:: MATERIAL TO PROCESS
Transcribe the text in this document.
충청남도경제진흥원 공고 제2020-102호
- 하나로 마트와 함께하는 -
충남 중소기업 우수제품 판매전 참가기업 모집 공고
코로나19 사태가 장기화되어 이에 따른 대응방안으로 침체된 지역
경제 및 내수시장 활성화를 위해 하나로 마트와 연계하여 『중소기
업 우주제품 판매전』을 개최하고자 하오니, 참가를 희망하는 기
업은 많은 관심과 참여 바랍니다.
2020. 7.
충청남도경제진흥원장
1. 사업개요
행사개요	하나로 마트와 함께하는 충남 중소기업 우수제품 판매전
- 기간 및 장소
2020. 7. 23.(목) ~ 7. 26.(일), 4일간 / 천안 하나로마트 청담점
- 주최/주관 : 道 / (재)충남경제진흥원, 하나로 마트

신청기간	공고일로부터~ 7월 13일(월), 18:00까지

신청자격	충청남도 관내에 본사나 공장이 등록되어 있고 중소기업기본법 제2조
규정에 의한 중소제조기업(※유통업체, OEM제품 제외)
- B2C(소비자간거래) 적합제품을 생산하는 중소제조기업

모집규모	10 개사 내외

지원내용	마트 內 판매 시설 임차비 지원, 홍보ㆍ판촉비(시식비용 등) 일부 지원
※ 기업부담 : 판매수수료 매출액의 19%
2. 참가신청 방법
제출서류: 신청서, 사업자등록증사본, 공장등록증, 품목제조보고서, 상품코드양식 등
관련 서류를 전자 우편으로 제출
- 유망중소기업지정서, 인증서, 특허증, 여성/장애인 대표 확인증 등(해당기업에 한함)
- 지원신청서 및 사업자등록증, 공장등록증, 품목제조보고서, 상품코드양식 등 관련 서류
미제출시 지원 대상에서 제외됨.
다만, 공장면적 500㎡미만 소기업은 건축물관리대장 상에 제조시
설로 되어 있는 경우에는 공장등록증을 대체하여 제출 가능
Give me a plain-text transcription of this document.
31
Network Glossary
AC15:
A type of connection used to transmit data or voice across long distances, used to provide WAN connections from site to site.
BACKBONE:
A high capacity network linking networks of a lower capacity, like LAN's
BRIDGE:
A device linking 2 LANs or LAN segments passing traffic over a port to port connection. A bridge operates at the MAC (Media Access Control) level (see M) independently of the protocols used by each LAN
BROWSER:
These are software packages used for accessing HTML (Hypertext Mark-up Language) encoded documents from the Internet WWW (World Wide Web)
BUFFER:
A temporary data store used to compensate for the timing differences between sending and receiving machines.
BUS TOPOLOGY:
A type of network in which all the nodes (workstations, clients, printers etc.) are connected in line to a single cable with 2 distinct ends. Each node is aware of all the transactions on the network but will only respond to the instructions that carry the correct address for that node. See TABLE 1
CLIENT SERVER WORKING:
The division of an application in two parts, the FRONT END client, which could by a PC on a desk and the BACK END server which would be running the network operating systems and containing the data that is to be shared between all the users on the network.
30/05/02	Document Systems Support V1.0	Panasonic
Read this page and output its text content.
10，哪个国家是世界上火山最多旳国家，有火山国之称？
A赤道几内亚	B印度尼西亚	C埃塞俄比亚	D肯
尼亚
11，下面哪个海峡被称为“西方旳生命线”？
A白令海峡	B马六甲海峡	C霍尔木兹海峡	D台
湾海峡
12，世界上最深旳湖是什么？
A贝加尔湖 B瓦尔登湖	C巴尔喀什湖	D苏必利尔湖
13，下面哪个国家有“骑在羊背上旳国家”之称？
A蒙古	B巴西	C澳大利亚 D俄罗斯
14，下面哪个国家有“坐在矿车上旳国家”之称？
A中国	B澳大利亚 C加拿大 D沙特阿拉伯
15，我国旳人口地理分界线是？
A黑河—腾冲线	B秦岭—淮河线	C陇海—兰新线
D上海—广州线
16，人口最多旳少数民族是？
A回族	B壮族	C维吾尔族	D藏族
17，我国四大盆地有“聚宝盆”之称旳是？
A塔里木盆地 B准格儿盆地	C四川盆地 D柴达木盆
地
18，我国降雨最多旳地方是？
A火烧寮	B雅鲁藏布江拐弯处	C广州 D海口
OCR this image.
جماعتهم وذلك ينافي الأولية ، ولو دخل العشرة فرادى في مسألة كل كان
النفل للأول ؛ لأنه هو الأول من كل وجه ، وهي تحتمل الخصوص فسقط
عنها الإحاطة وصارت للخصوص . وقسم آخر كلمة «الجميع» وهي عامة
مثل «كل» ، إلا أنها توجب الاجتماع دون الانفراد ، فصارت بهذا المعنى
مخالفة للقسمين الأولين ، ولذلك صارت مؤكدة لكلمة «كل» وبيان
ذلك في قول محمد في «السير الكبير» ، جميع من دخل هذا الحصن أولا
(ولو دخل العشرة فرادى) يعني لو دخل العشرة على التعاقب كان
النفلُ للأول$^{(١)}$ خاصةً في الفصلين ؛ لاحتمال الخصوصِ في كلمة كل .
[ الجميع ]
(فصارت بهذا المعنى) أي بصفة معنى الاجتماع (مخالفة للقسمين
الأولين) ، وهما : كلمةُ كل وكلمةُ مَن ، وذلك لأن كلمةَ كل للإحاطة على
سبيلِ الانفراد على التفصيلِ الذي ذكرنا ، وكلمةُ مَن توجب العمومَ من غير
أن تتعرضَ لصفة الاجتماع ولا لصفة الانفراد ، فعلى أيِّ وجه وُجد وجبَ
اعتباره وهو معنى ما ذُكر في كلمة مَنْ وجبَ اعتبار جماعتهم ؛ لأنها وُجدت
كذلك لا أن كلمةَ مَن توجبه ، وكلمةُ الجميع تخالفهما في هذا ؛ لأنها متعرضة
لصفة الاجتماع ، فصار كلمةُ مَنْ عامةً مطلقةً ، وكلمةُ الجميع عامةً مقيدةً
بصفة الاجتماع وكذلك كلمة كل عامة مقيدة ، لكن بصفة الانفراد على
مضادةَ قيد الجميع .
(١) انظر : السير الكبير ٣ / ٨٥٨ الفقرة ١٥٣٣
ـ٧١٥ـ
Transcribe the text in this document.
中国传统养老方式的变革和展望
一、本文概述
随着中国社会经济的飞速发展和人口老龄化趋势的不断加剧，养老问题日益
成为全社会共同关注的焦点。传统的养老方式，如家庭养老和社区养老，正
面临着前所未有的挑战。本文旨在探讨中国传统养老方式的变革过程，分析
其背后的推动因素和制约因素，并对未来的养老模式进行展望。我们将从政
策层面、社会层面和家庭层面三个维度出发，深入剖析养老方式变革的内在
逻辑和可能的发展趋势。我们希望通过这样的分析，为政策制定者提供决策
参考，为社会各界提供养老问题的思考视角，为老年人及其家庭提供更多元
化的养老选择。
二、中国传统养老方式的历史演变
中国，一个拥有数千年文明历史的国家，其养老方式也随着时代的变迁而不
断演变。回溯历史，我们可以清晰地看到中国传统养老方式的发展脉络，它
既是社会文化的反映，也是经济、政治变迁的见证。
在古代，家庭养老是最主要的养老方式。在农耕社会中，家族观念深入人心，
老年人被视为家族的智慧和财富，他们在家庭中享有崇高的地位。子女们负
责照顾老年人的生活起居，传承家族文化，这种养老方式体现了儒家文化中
::::
WHAT YOU NEED TO DO: Output every line above without altering anything.

WRITTEN ANSWER:
Transcribe the text in this document.
충청남도경제진흥원 공고 제2020-102호
- 하나로 마트와 함께하는 -
충남 중소기업 우수제품 판매전 참가기업 모집 공고
코로나19 사태가 장기화되어 이에 따른 대응방안으로 침체된 지역
경제 및 내수시장 활성화를 위해 하나로 마트와 연계하여 『중소기
업 우주제품 판매전』을 개최하고자 하오니, 참가를 희망하는 기
업은 많은 관심과 참여 바랍니다.
2020. 7.
충청남도경제진흥원장
1. 사업개요
행사개요	하나로 마트와 함께하는 충남 중소기업 우수제품 판매전
- 기간 및 장소
2020. 7. 23.(목) ~ 7. 26.(일), 4일간 / 천안 하나로마트 청담점
- 주최/주관 : 道 / (재)충남경제진흥원, 하나로 마트

신청기간	공고일로부터~ 7월 13일(월), 18:00까지

신청자격	충청남도 관내에 본사나 공장이 등록되어 있고 중소기업기본법 제2조
규정에 의한 중소제조기업(※유통업체, OEM제품 제외)
- B2C(소비자간거래) 적합제품을 생산하는 중소제조기업

모집규모	10 개사 내외

지원내용	마트 內 판매 시설 임차비 지원, 홍보ㆍ판촉비(시식비용 등) 일부 지원
※ 기업부담 : 판매수수료 매출액의 19%
2. 참가신청 방법
제출서류: 신청서, 사업자등록증사본, 공장등록증, 품목제조보고서, 상품코드양식 등
관련 서류를 전자 우편으로 제출
- 유망중소기업지정서, 인증서, 특허증, 여성/장애인 대표 확인증 등(해당기업에 한함)
- 지원신청서 및 사업자등록증, 공장등록증, 품목제조보고서, 상품코드양식 등 관련 서류
미제출시 지원 대상에서 제외됨.
다만, 공장면적 500㎡미만 소기업은 건축물관리대장 상에 제조시
설로 되어 있는 경우에는 공장등록증을 대체하여 제출 가능
Give me a plain-text transcription of this document.
31
Network Glossary
AC15:
A type of connection used to transmit data or voice across long distances, used to provide WAN connections from site to site.
BACKBONE:
A high capacity network linking networks of a lower capacity, like LAN's
BRIDGE:
A device linking 2 LANs or LAN segments passing traffic over a port to port connection. A bridge operates at the MAC (Media Access Control) level (see M) independently of the protocols used by each LAN
BROWSER:
These are software packages used for accessing HTML (Hypertext Mark-up Language) encoded documents from the Internet WWW (World Wide Web)
BUFFER:
A temporary data store used to compensate for the timing differences between sending and receiving machines.
BUS TOPOLOGY:
A type of network in which all the nodes (workstations, clients, printers etc.) are connected in line to a single cable with 2 distinct ends. Each node is aware of all the transactions on the network but will only respond to the instructions that carry the correct address for that node. See TABLE 1
CLIENT SERVER WORKING:
The division of an application in two parts, the FRONT END client, which could by a PC on a desk and the BACK END server which would be running the network operating systems and containing the data that is to be shared between all the users on the network.
30/05/02	Document Systems Support V1.0	Panasonic
Read this page and output its text content.
10，哪个国家是世界上火山最多旳国家，有火山国之称？
A赤道几内亚	B印度尼西亚	C埃塞俄比亚	D肯
尼亚
11，下面哪个海峡被称为“西方旳生命线”？
A白令海峡	B马六甲海峡	C霍尔木兹海峡	D台
湾海峡
12，世界上最深旳湖是什么？
A贝加尔湖 B瓦尔登湖	C巴尔喀什湖	D苏必利尔湖
13，下面哪个国家有“骑在羊背上旳国家”之称？
A蒙古	B巴西	C澳大利亚 D俄罗斯
14，下面哪个国家有“坐在矿车上旳国家”之称？
A中国	B澳大利亚 C加拿大 D沙特阿拉伯
15，我国旳人口地理分界线是？
A黑河—腾冲线	B秦岭—淮河线	C陇海—兰新线
D上海—广州线
16，人口最多旳少数民族是？
A回族	B壮族	C维吾尔族	D藏族
17，我国四大盆地有“聚宝盆”之称旳是？
A塔里木盆地 B准格儿盆地	C四川盆地 D柴达木盆
地
18，我国降雨最多旳地方是？
A火烧寮	B雅鲁藏布江拐弯处	C广州 D海口
OCR this image.
جماعتهم وذلك ينافي الأولية ، ولو دخل العشرة فرادى في مسألة كل كان
النفل للأول ؛ لأنه هو الأول من كل وجه ، وهي تحتمل الخصوص فسقط
عنها الإحاطة وصارت للخصوص . وقسم آخر كلمة «الجميع» وهي عامة
مثل «كل» ، إلا أنها توجب الاجتماع دون الانفراد ، فصارت بهذا المعنى
مخالفة للقسمين الأولين ، ولذلك صارت مؤكدة لكلمة «كل» وبيان
ذلك في قول محمد في «السير الكبير» ، جميع من دخل هذا الحصن أولا
(ولو دخل العشرة فرادى) يعني لو دخل العشرة على التعاقب كان
النفلُ للأول$^{(١)}$ خاصةً في الفصلين ؛ لاحتمال الخصوصِ في كلمة كل .
[ الجميع ]
(فصارت بهذا المعنى) أي بصفة معنى الاجتماع (مخالفة للقسمين
الأولين) ، وهما : كلمةُ كل وكلمةُ مَن ، وذلك لأن كلمةَ كل للإحاطة على
سبيلِ الانفراد على التفصيلِ الذي ذكرنا ، وكلمةُ مَن توجب العمومَ من غير
أن تتعرضَ لصفة الاجتماع ولا لصفة الانفراد ، فعلى أيِّ وجه وُجد وجبَ
اعتباره وهو معنى ما ذُكر في كلمة مَنْ وجبَ اعتبار جماعتهم ؛ لأنها وُجدت
كذلك لا أن كلمةَ مَن توجبه ، وكلمةُ الجميع تخالفهما في هذا ؛ لأنها متعرضة
لصفة الاجتماع ، فصار كلمةُ مَنْ عامةً مطلقةً ، وكلمةُ الجميع عامةً مقيدةً
بصفة الاجتماع وكذلك كلمة كل عامة مقيدة ، لكن بصفة الانفراد على
مضادةَ قيد الجميع .
(١) انظر : السير الكبير ٣ / ٨٥٨ الفقرة ١٥٣٣
ـ٧١٥ـ
Transcribe the text in this document.
中国传统养老方式的变革和展望
一、本文概述
随着中国社会经济的飞速发展和人口老龄化趋势的不断加剧，养老问题日益
成为全社会共同关注的焦点。传统的养老方式，如家庭养老和社区养老，正
面临着前所未有的挑战。本文旨在探讨中国传统养老方式的变革过程，分析
其背后的推动因素和制约因素，并对未来的养老模式进行展望。我们将从政
策层面、社会层面和家庭层面三个维度出发，深入剖析养老方式变革的内在
逻辑和可能的发展趋势。我们希望通过这样的分析，为政策制定者提供决策
参考，为社会各界提供养老问题的思考视角，为老年人及其家庭提供更多元
化的养老选择。
二、中国传统养老方式的历史演变
中国，一个拥有数千年文明历史的国家，其养老方式也随着时代的变迁而不
断演变。回溯历史，我们可以清晰地看到中国传统养老方式的发展脉络，它
既是社会文化的反映，也是经济、政治变迁的见证。
在古代，家庭养老是最主要的养老方式。在农耕社会中，家族观念深入人心，
老年人被视为家族的智慧和财富，他们在家庭中享有崇高的地位。子女们负
责照顾老年人的生活起居，传承家族文化，这种养老方式体现了儒家文化中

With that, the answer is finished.